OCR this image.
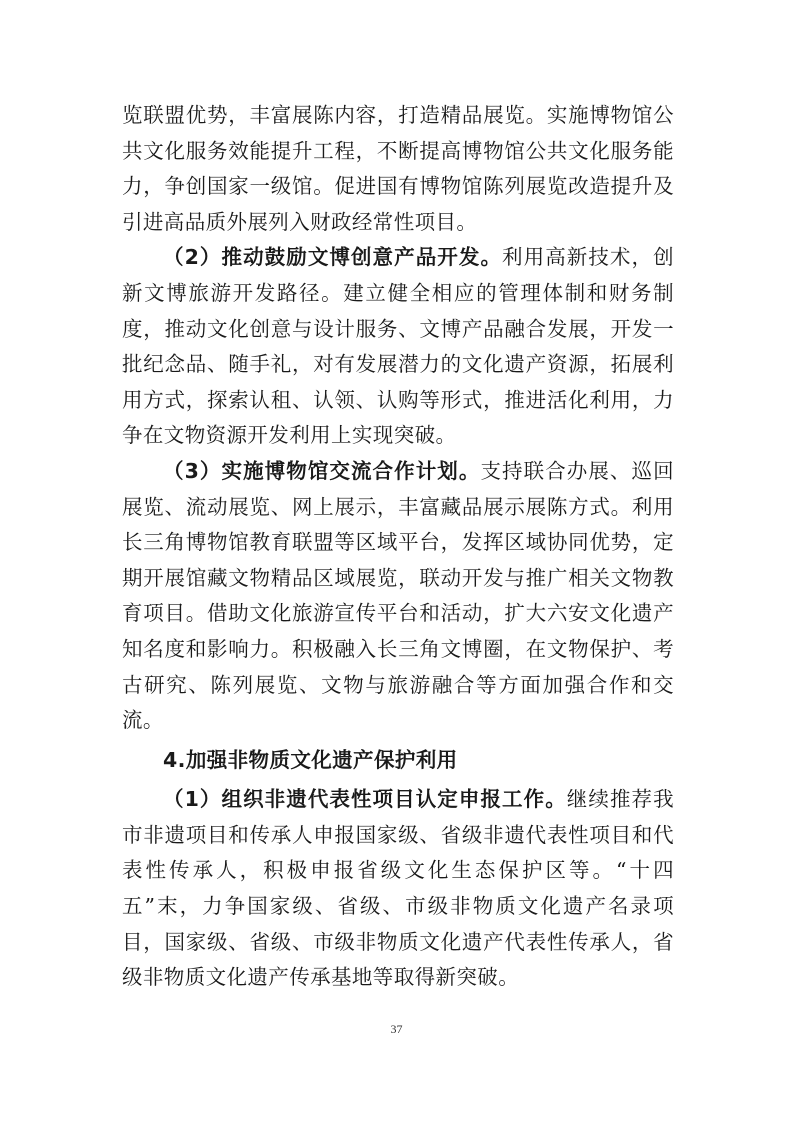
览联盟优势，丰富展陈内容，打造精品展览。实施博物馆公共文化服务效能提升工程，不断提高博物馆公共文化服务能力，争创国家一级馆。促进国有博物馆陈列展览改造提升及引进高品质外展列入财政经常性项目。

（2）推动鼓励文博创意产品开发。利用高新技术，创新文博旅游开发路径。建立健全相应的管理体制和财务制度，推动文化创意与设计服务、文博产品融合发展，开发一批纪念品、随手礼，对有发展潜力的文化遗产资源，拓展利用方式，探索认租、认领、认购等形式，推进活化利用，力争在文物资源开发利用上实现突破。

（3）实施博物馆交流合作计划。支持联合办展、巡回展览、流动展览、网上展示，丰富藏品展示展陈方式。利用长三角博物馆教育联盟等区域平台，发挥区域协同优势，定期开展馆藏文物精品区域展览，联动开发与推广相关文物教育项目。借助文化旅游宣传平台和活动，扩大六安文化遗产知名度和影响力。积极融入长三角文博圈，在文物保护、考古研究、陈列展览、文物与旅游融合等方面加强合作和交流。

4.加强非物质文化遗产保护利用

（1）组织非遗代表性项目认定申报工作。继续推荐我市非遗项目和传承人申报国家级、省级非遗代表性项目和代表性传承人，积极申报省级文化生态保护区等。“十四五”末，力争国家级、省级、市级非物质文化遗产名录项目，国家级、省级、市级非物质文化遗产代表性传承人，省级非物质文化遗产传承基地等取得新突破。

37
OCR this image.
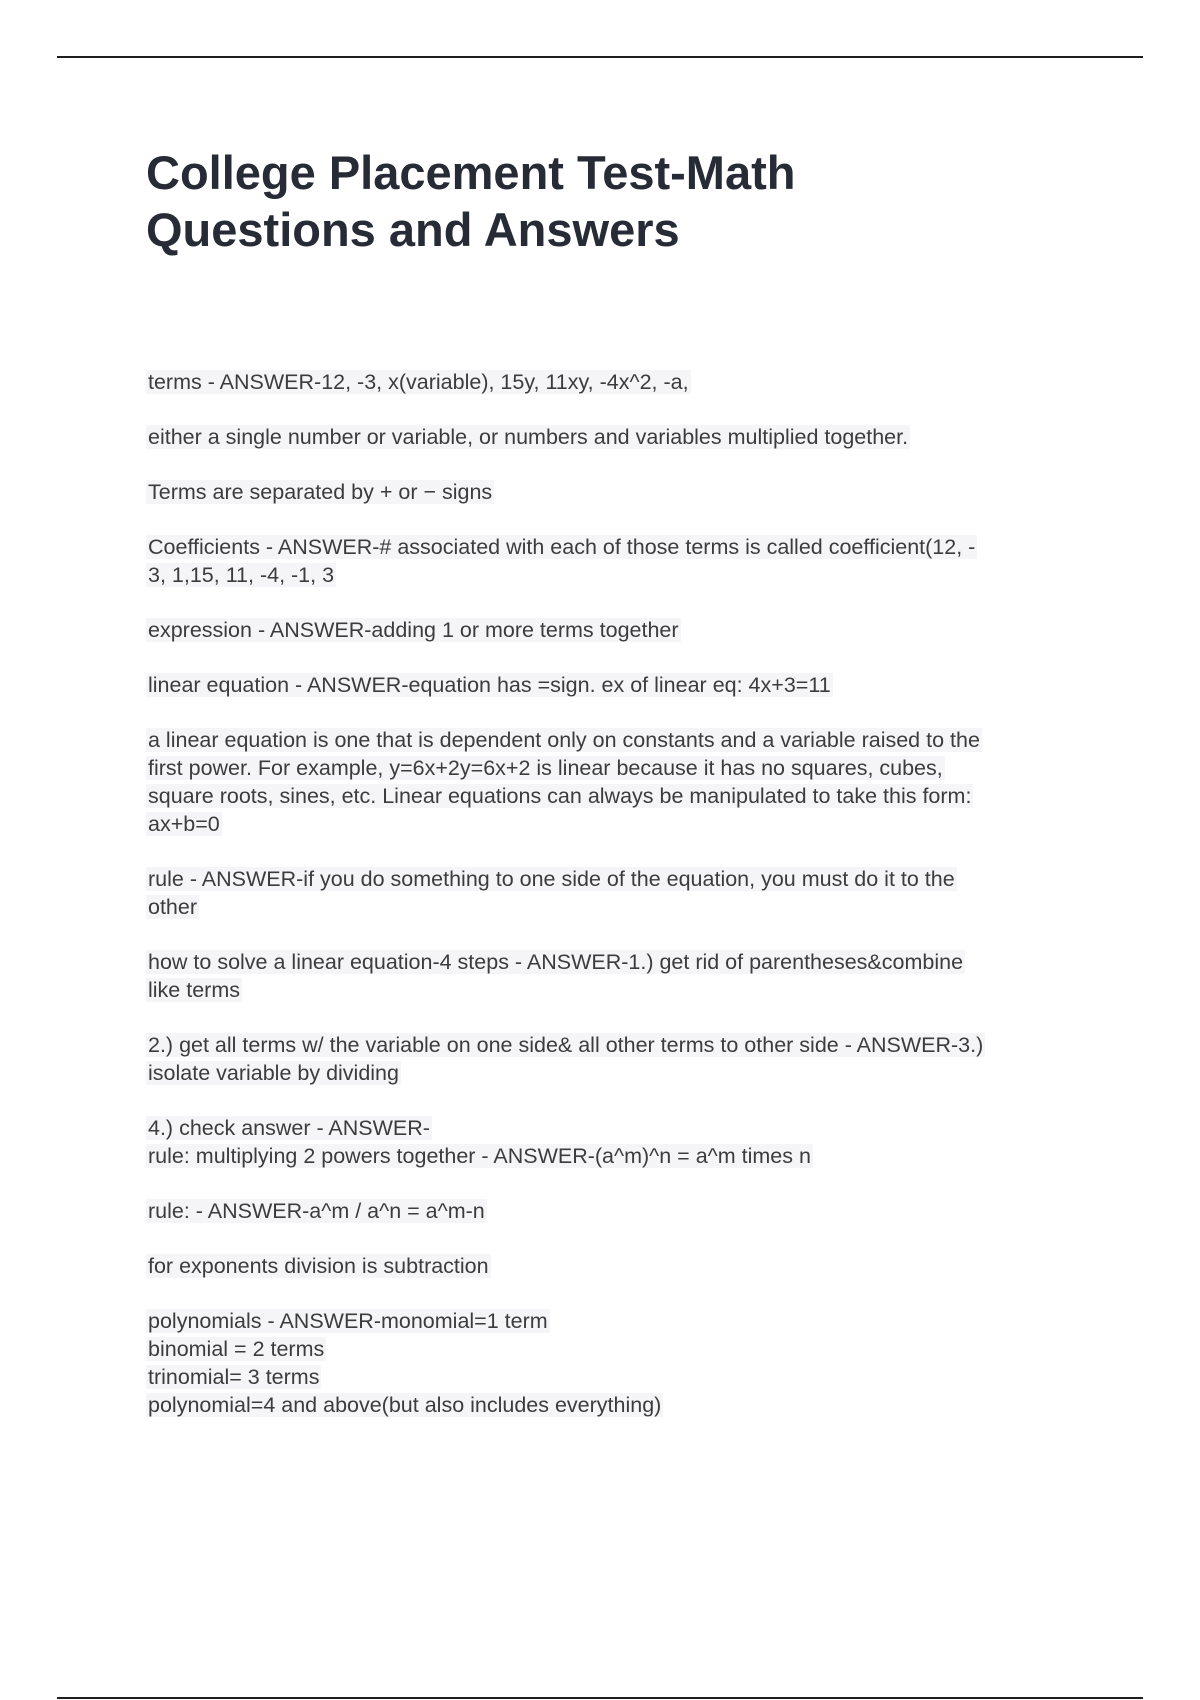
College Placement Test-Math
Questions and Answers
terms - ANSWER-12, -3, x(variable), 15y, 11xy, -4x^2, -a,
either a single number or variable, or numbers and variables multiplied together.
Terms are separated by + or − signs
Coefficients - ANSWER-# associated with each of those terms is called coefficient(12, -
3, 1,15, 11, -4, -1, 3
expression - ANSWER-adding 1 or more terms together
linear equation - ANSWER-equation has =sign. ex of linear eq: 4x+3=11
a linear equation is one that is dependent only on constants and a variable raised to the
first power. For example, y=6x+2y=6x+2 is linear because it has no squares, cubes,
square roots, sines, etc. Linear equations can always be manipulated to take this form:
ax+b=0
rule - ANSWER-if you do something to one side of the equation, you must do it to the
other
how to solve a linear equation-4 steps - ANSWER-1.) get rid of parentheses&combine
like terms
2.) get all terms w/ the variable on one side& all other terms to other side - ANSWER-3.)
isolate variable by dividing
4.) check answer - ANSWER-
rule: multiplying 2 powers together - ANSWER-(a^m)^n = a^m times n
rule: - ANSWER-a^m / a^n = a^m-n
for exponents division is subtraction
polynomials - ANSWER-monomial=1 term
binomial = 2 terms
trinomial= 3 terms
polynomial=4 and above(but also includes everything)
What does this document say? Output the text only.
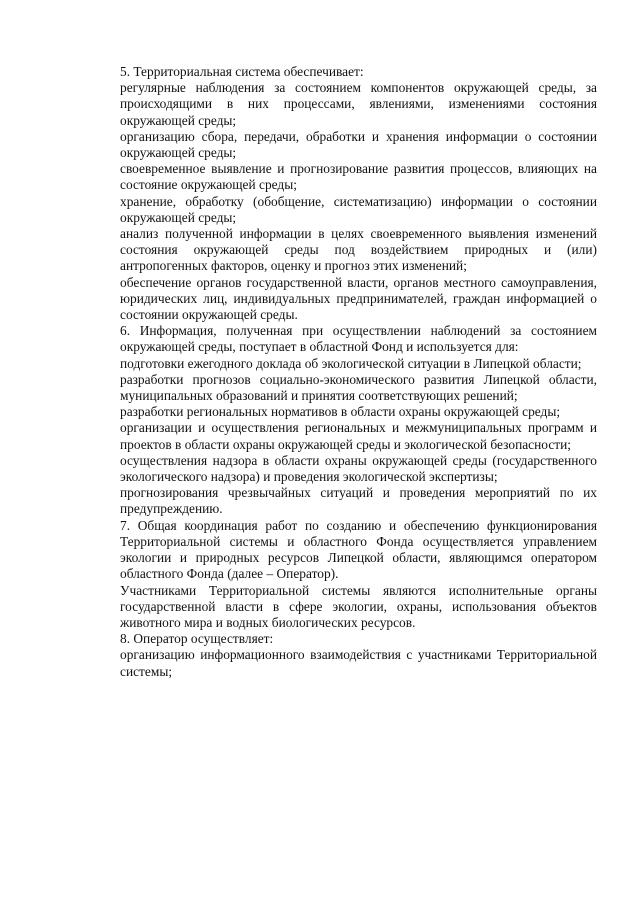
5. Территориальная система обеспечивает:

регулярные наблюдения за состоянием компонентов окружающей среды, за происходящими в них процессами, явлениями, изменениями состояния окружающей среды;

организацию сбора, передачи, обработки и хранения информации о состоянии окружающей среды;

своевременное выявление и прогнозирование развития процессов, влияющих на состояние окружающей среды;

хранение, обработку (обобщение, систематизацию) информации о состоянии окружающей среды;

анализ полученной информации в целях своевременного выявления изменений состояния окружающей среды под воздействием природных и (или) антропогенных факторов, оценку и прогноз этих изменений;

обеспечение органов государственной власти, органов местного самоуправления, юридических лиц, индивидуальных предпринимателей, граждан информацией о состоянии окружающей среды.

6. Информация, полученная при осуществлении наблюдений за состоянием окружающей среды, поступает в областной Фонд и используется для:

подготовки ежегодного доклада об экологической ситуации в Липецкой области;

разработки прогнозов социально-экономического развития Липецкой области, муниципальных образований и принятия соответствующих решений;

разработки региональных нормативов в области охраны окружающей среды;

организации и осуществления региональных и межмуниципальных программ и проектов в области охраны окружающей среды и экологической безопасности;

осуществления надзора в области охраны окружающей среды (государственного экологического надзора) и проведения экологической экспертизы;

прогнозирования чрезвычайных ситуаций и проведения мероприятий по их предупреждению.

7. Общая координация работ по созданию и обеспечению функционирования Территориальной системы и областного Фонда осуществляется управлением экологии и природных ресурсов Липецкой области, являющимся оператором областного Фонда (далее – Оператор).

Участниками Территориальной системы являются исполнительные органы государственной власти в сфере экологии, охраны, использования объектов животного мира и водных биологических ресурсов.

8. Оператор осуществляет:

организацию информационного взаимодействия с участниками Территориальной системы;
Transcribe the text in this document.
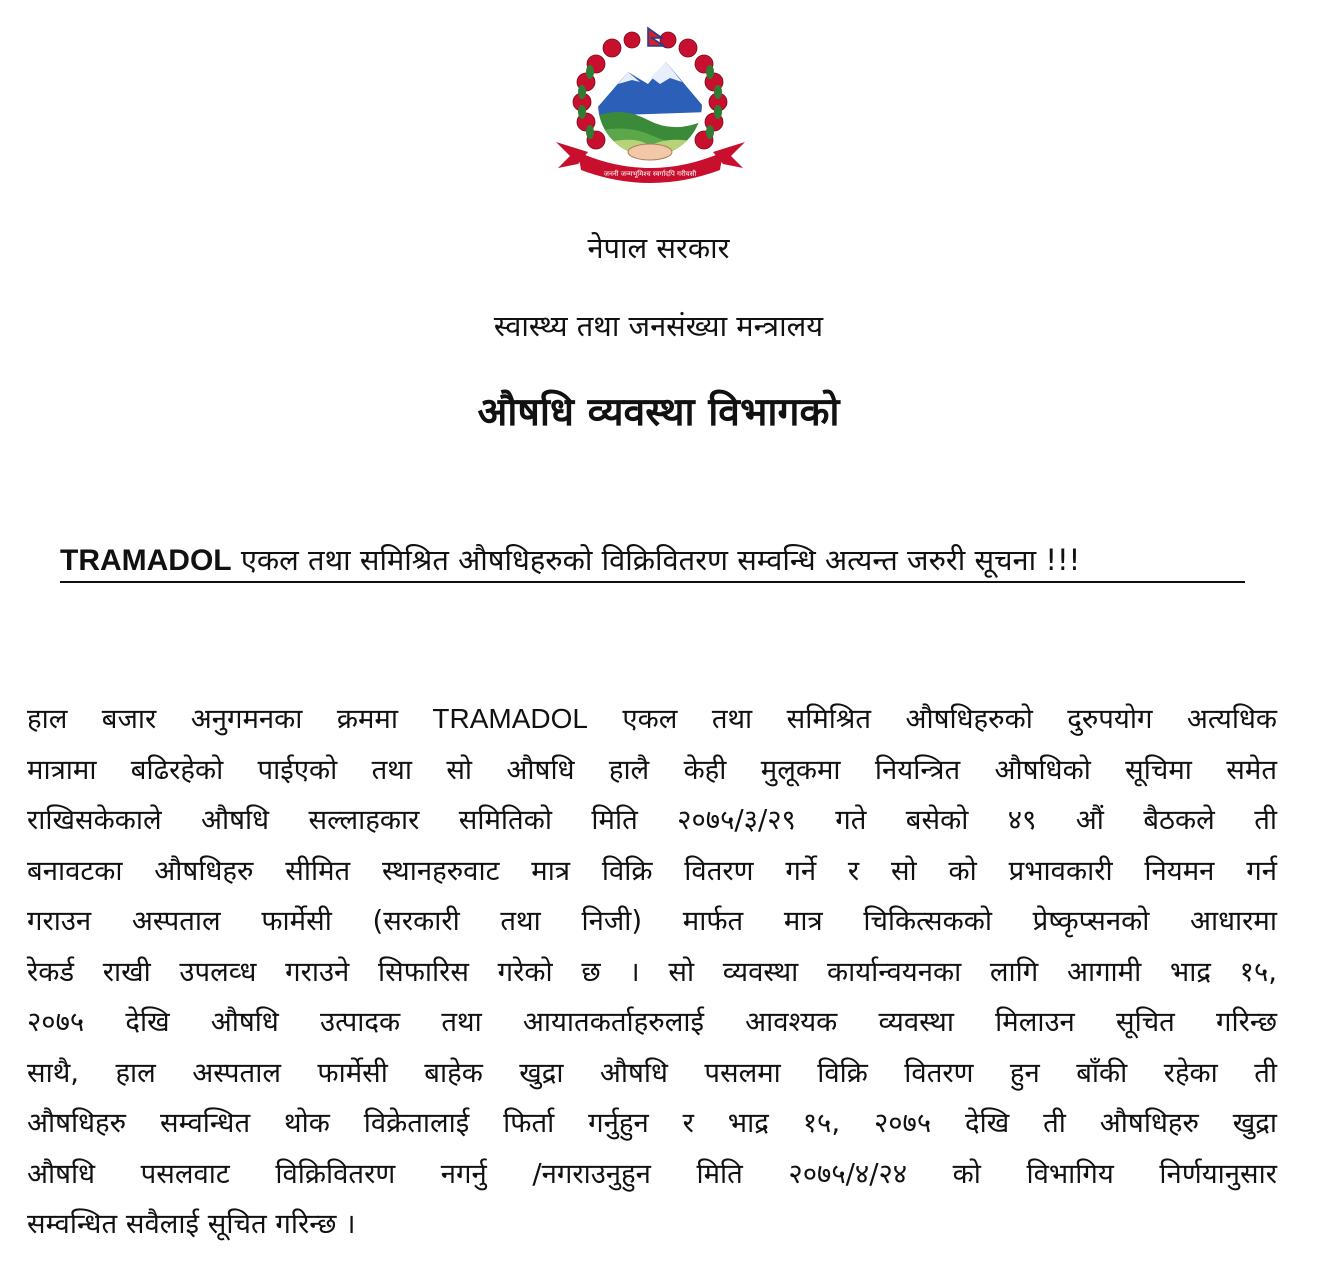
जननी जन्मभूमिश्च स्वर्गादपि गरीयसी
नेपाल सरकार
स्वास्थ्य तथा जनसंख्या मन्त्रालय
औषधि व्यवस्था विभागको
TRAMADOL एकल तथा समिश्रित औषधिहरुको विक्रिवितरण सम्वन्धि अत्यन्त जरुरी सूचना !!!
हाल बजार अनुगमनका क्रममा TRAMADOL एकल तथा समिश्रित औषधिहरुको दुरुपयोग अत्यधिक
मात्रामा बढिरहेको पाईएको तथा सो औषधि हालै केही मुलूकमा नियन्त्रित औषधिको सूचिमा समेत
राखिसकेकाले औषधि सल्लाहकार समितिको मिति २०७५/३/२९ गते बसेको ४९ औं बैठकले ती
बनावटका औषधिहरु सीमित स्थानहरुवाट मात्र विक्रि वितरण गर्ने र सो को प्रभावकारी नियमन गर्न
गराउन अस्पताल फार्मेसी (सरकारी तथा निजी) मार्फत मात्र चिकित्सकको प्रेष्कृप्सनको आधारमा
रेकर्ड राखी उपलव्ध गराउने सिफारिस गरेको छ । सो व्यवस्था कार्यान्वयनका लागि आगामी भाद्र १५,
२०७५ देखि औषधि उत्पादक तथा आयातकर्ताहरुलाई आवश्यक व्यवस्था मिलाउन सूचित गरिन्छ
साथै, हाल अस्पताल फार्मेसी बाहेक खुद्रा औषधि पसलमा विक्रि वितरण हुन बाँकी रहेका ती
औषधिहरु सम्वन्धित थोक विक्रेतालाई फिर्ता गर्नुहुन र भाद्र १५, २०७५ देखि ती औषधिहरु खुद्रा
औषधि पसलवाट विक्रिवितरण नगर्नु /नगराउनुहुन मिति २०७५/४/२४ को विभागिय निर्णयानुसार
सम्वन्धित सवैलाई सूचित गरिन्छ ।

= = = =

What you are asked to do: Identify every line where the string "this" appears.

Exercise answer:
OCR this image.
OCR this image.
square roots, sines, etc. Linear equations can always be manipulated to take this form:
What does this document say? Output the text only.
Transcribe the text in this document.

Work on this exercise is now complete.